■ **Exercise**
Copy each line that contains the word "Particle".

===

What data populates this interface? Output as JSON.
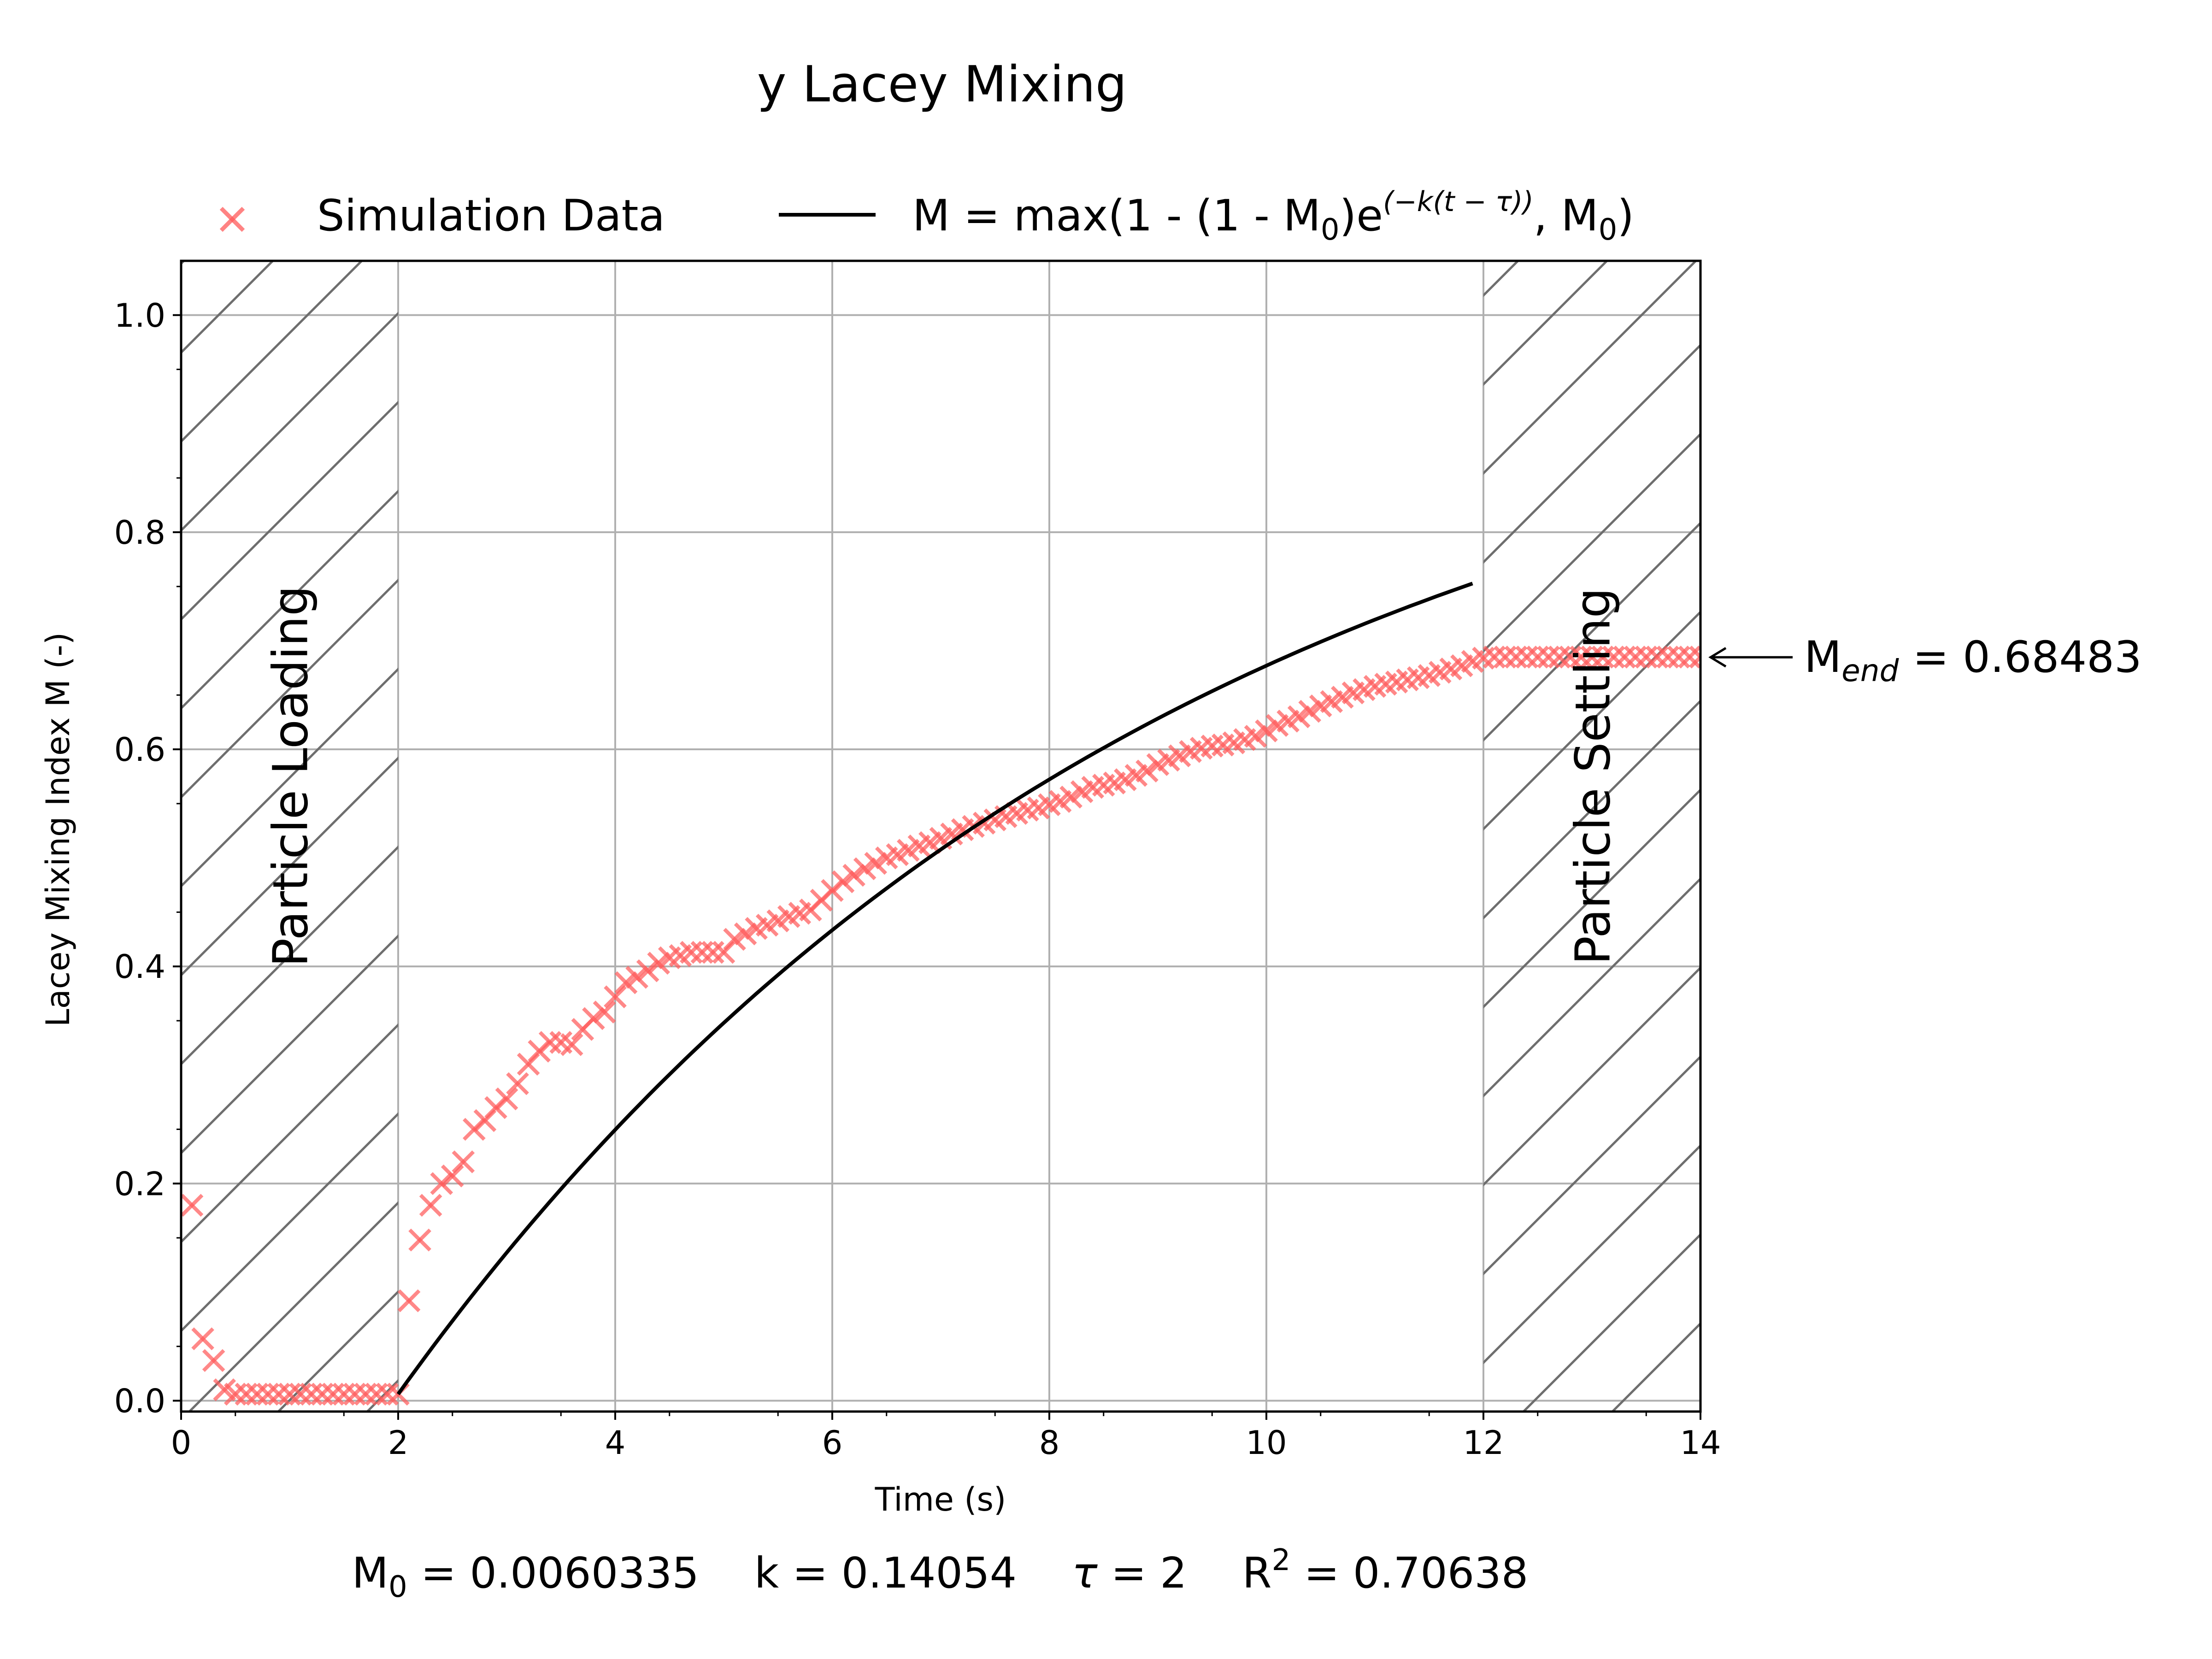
{
  "chart_data": {
    "type": "scatter",
    "title": "y Lacey Mixing",
    "xlabel": "Time (s)",
    "ylabel": "Lacey Mixing Index M (-)",
    "xlim": [
      0,
      14
    ],
    "ylim": [
      -0.01,
      1.05
    ],
    "x_ticks": [
      "0",
      "2",
      "4",
      "6",
      "8",
      "10",
      "12",
      "14"
    ],
    "y_ticks": [
      "0.0",
      "0.2",
      "0.4",
      "0.6",
      "0.8",
      "1.0"
    ],
    "grid": true,
    "legend_position": "top",
    "series": [
      {
        "name": "Simulation Data",
        "kind": "scatter",
        "marker": "x",
        "color": "#ff5a5a",
        "points": [
          [
            0.1,
            0.18
          ],
          [
            0.2,
            0.057
          ],
          [
            0.3,
            0.037
          ],
          [
            0.4,
            0.01
          ],
          [
            0.5,
            0.006
          ],
          [
            0.6,
            0.006
          ],
          [
            0.7,
            0.006
          ],
          [
            0.8,
            0.006
          ],
          [
            0.9,
            0.006
          ],
          [
            1.0,
            0.006
          ],
          [
            1.1,
            0.006
          ],
          [
            1.2,
            0.006
          ],
          [
            1.3,
            0.006
          ],
          [
            1.4,
            0.006
          ],
          [
            1.5,
            0.006
          ],
          [
            1.6,
            0.006
          ],
          [
            1.7,
            0.006
          ],
          [
            1.8,
            0.006
          ],
          [
            1.9,
            0.006
          ],
          [
            2.0,
            0.006
          ],
          [
            2.1,
            0.092
          ],
          [
            2.2,
            0.148
          ],
          [
            2.3,
            0.18
          ],
          [
            2.4,
            0.2
          ],
          [
            2.5,
            0.207
          ],
          [
            2.6,
            0.22
          ],
          [
            2.7,
            0.25
          ],
          [
            2.8,
            0.258
          ],
          [
            2.9,
            0.27
          ],
          [
            3.0,
            0.278
          ],
          [
            3.1,
            0.292
          ],
          [
            3.2,
            0.31
          ],
          [
            3.3,
            0.322
          ],
          [
            3.4,
            0.33
          ],
          [
            3.5,
            0.33
          ],
          [
            3.6,
            0.328
          ],
          [
            3.7,
            0.342
          ],
          [
            3.8,
            0.352
          ],
          [
            3.9,
            0.358
          ],
          [
            4.0,
            0.372
          ],
          [
            4.1,
            0.385
          ],
          [
            4.2,
            0.39
          ],
          [
            4.3,
            0.396
          ],
          [
            4.4,
            0.403
          ],
          [
            4.5,
            0.408
          ],
          [
            4.6,
            0.41
          ],
          [
            4.7,
            0.413
          ],
          [
            4.8,
            0.413
          ],
          [
            4.9,
            0.413
          ],
          [
            5.0,
            0.413
          ],
          [
            5.1,
            0.425
          ],
          [
            5.2,
            0.43
          ],
          [
            5.3,
            0.435
          ],
          [
            5.4,
            0.438
          ],
          [
            5.5,
            0.442
          ],
          [
            5.6,
            0.446
          ],
          [
            5.7,
            0.449
          ],
          [
            5.8,
            0.452
          ],
          [
            5.9,
            0.461
          ],
          [
            6.0,
            0.47
          ],
          [
            6.1,
            0.478
          ],
          [
            6.2,
            0.484
          ],
          [
            6.3,
            0.49
          ],
          [
            6.4,
            0.495
          ],
          [
            6.5,
            0.5
          ],
          [
            6.6,
            0.503
          ],
          [
            6.7,
            0.507
          ],
          [
            6.8,
            0.511
          ],
          [
            6.9,
            0.514
          ],
          [
            7.0,
            0.518
          ],
          [
            7.1,
            0.522
          ],
          [
            7.2,
            0.526
          ],
          [
            7.3,
            0.529
          ],
          [
            7.4,
            0.532
          ],
          [
            7.5,
            0.535
          ],
          [
            7.6,
            0.538
          ],
          [
            7.7,
            0.541
          ],
          [
            7.8,
            0.544
          ],
          [
            7.9,
            0.546
          ],
          [
            8.0,
            0.549
          ],
          [
            8.1,
            0.552
          ],
          [
            8.2,
            0.556
          ],
          [
            8.3,
            0.561
          ],
          [
            8.4,
            0.565
          ],
          [
            8.5,
            0.567
          ],
          [
            8.6,
            0.569
          ],
          [
            8.7,
            0.572
          ],
          [
            8.8,
            0.576
          ],
          [
            8.9,
            0.58
          ],
          [
            9.0,
            0.586
          ],
          [
            9.1,
            0.59
          ],
          [
            9.2,
            0.594
          ],
          [
            9.3,
            0.598
          ],
          [
            9.4,
            0.601
          ],
          [
            9.5,
            0.603
          ],
          [
            9.6,
            0.604
          ],
          [
            9.7,
            0.606
          ],
          [
            9.8,
            0.609
          ],
          [
            9.9,
            0.612
          ],
          [
            10.0,
            0.617
          ],
          [
            10.1,
            0.622
          ],
          [
            10.2,
            0.626
          ],
          [
            10.3,
            0.63
          ],
          [
            10.4,
            0.635
          ],
          [
            10.5,
            0.64
          ],
          [
            10.6,
            0.644
          ],
          [
            10.7,
            0.648
          ],
          [
            10.8,
            0.652
          ],
          [
            10.9,
            0.655
          ],
          [
            11.0,
            0.658
          ],
          [
            11.1,
            0.66
          ],
          [
            11.2,
            0.662
          ],
          [
            11.3,
            0.664
          ],
          [
            11.4,
            0.666
          ],
          [
            11.5,
            0.668
          ],
          [
            11.6,
            0.671
          ],
          [
            11.7,
            0.674
          ],
          [
            11.8,
            0.677
          ],
          [
            11.9,
            0.681
          ],
          [
            12.0,
            0.684
          ],
          [
            12.1,
            0.685
          ],
          [
            12.2,
            0.685
          ],
          [
            12.3,
            0.685
          ],
          [
            12.4,
            0.685
          ],
          [
            12.5,
            0.685
          ],
          [
            12.6,
            0.685
          ],
          [
            12.7,
            0.685
          ],
          [
            12.8,
            0.685
          ],
          [
            12.9,
            0.685
          ],
          [
            13.0,
            0.685
          ],
          [
            13.1,
            0.685
          ],
          [
            13.2,
            0.685
          ],
          [
            13.3,
            0.685
          ],
          [
            13.4,
            0.685
          ],
          [
            13.5,
            0.685
          ],
          [
            13.6,
            0.685
          ],
          [
            13.7,
            0.685
          ],
          [
            13.8,
            0.685
          ],
          [
            13.9,
            0.685
          ],
          [
            14.0,
            0.685
          ]
        ]
      },
      {
        "name": "M = max(1 - (1 - M0)e^(-k(t - τ)), M0)",
        "kind": "line",
        "color": "#000000",
        "function": "max(1 - (1 - M0)*exp(-k*(t - tau)), M0)",
        "t_range": [
          2.0,
          11.9
        ]
      }
    ],
    "legend": {
      "scatter_label": "Simulation Data",
      "line_label_parts": [
        "M = max(1 - (1 - M",
        "0",
        ")e",
        "(−k(t − τ))",
        ", M",
        "0",
        ")"
      ]
    },
    "regions": [
      {
        "label": "Particle Loading",
        "x_start": 0,
        "x_end": 2,
        "hatch": "/"
      },
      {
        "label": "Particle Settling",
        "x_start": 12,
        "x_end": 14,
        "hatch": "/"
      }
    ],
    "end_annotation": {
      "label_prefix": "M",
      "label_sub": "end",
      "label_value": " = 0.68483",
      "y": 0.68483
    },
    "fit": {
      "M0": 0.0060335,
      "k": 0.14054,
      "tau": 2,
      "R2": 0.70638,
      "parts": {
        "m0_prefix": "M",
        "m0_sub": "0",
        "m0_value": " = 0.0060335",
        "k_text": "k = 0.14054",
        "tau_symbol": "τ",
        "tau_value": " = 2",
        "r2_prefix": "R",
        "r2_sup": "2",
        "r2_value": " = 0.70638"
      }
    }
  }
}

===

■ **Finished exercise**
        "label": "Particle Loading",
        "label": "Particle Settling",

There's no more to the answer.